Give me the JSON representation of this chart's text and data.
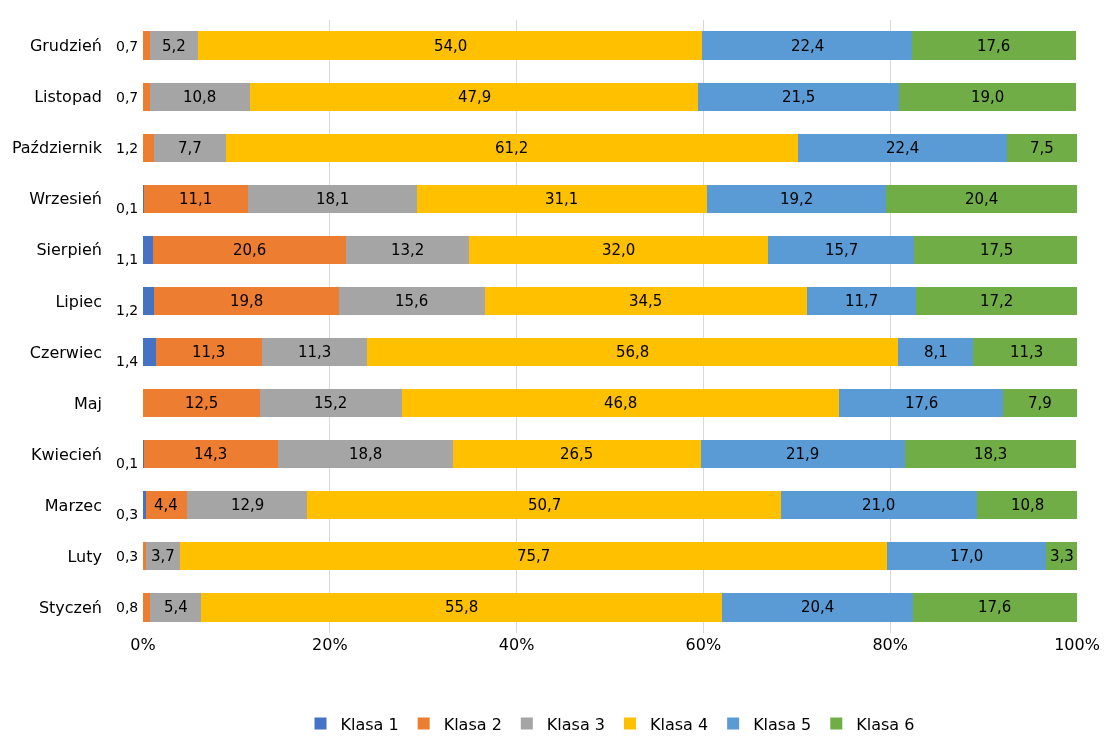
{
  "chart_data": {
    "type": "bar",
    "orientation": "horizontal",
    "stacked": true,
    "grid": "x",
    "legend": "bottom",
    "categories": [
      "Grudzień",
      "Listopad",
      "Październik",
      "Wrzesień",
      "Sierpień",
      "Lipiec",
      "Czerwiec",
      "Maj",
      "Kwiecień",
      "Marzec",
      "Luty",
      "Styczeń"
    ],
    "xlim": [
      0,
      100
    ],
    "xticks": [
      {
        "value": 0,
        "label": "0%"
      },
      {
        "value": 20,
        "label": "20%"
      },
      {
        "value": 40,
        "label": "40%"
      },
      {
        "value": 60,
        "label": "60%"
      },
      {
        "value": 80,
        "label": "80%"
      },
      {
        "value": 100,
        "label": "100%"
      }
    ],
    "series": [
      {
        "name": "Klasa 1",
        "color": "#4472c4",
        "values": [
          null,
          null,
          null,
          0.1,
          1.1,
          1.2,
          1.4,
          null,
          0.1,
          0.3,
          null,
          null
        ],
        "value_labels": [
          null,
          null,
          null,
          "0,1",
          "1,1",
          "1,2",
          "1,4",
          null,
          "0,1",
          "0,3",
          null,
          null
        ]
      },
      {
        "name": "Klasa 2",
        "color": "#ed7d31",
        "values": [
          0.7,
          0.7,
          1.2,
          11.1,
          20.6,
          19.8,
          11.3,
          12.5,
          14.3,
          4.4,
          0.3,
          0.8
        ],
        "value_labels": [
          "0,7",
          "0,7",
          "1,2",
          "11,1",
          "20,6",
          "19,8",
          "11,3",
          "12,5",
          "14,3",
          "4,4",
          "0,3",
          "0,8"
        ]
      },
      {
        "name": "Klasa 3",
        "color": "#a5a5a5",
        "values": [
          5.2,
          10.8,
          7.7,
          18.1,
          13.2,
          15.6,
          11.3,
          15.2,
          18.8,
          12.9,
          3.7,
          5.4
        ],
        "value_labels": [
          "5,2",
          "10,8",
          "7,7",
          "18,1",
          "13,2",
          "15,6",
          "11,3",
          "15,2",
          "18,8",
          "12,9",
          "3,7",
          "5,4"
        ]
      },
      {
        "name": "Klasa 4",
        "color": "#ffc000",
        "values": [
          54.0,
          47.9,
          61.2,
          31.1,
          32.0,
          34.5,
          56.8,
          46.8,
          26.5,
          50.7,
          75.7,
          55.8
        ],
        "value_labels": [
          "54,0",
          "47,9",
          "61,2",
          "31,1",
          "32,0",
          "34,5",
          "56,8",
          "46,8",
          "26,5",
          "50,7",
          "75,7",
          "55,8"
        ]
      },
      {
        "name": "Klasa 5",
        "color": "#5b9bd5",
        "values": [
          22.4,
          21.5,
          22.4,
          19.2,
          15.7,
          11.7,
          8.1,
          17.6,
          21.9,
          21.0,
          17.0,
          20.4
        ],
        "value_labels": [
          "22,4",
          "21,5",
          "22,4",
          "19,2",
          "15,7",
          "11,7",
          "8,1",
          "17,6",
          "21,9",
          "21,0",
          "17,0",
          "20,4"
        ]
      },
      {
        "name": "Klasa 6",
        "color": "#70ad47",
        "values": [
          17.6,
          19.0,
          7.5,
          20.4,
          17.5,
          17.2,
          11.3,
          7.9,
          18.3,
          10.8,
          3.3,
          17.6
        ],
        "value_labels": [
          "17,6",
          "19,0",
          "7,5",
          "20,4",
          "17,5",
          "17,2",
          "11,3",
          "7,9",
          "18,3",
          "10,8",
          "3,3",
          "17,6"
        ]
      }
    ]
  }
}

**Goal:**
Reproduce each entry precisely, dropping only the pictures.

**Answer in full:**
Give me the JSON representation of this chart's text and data.
{
  "chart_data": {
    "type": "bar",
    "orientation": "horizontal",
    "stacked": true,
    "grid": "x",
    "legend": "bottom",
    "categories": [
      "Grudzień",
      "Listopad",
      "Październik",
      "Wrzesień",
      "Sierpień",
      "Lipiec",
      "Czerwiec",
      "Maj",
      "Kwiecień",
      "Marzec",
      "Luty",
      "Styczeń"
    ],
    "xlim": [
      0,
      100
    ],
    "xticks": [
      {
        "value": 0,
        "label": "0%"
      },
      {
        "value": 20,
        "label": "20%"
      },
      {
        "value": 40,
        "label": "40%"
      },
      {
        "value": 60,
        "label": "60%"
      },
      {
        "value": 80,
        "label": "80%"
      },
      {
        "value": 100,
        "label": "100%"
      }
    ],
    "series": [
      {
        "name": "Klasa 1",
        "color": "#4472c4",
        "values": [
          null,
          null,
          null,
          0.1,
          1.1,
          1.2,
          1.4,
          null,
          0.1,
          0.3,
          null,
          null
        ],
        "value_labels": [
          null,
          null,
          null,
          "0,1",
          "1,1",
          "1,2",
          "1,4",
          null,
          "0,1",
          "0,3",
          null,
          null
        ]
      },
      {
        "name": "Klasa 2",
        "color": "#ed7d31",
        "values": [
          0.7,
          0.7,
          1.2,
          11.1,
          20.6,
          19.8,
          11.3,
          12.5,
          14.3,
          4.4,
          0.3,
          0.8
        ],
        "value_labels": [
          "0,7",
          "0,7",
          "1,2",
          "11,1",
          "20,6",
          "19,8",
          "11,3",
          "12,5",
          "14,3",
          "4,4",
          "0,3",
          "0,8"
        ]
      },
      {
        "name": "Klasa 3",
        "color": "#a5a5a5",
        "values": [
          5.2,
          10.8,
          7.7,
          18.1,
          13.2,
          15.6,
          11.3,
          15.2,
          18.8,
          12.9,
          3.7,
          5.4
        ],
        "value_labels": [
          "5,2",
          "10,8",
          "7,7",
          "18,1",
          "13,2",
          "15,6",
          "11,3",
          "15,2",
          "18,8",
          "12,9",
          "3,7",
          "5,4"
        ]
      },
      {
        "name": "Klasa 4",
        "color": "#ffc000",
        "values": [
          54.0,
          47.9,
          61.2,
          31.1,
          32.0,
          34.5,
          56.8,
          46.8,
          26.5,
          50.7,
          75.7,
          55.8
        ],
        "value_labels": [
          "54,0",
          "47,9",
          "61,2",
          "31,1",
          "32,0",
          "34,5",
          "56,8",
          "46,8",
          "26,5",
          "50,7",
          "75,7",
          "55,8"
        ]
      },
      {
        "name": "Klasa 5",
        "color": "#5b9bd5",
        "values": [
          22.4,
          21.5,
          22.4,
          19.2,
          15.7,
          11.7,
          8.1,
          17.6,
          21.9,
          21.0,
          17.0,
          20.4
        ],
        "value_labels": [
          "22,4",
          "21,5",
          "22,4",
          "19,2",
          "15,7",
          "11,7",
          "8,1",
          "17,6",
          "21,9",
          "21,0",
          "17,0",
          "20,4"
        ]
      },
      {
        "name": "Klasa 6",
        "color": "#70ad47",
        "values": [
          17.6,
          19.0,
          7.5,
          20.4,
          17.5,
          17.2,
          11.3,
          7.9,
          18.3,
          10.8,
          3.3,
          17.6
        ],
        "value_labels": [
          "17,6",
          "19,0",
          "7,5",
          "20,4",
          "17,5",
          "17,2",
          "11,3",
          "7,9",
          "18,3",
          "10,8",
          "3,3",
          "17,6"
        ]
      }
    ]
  }
}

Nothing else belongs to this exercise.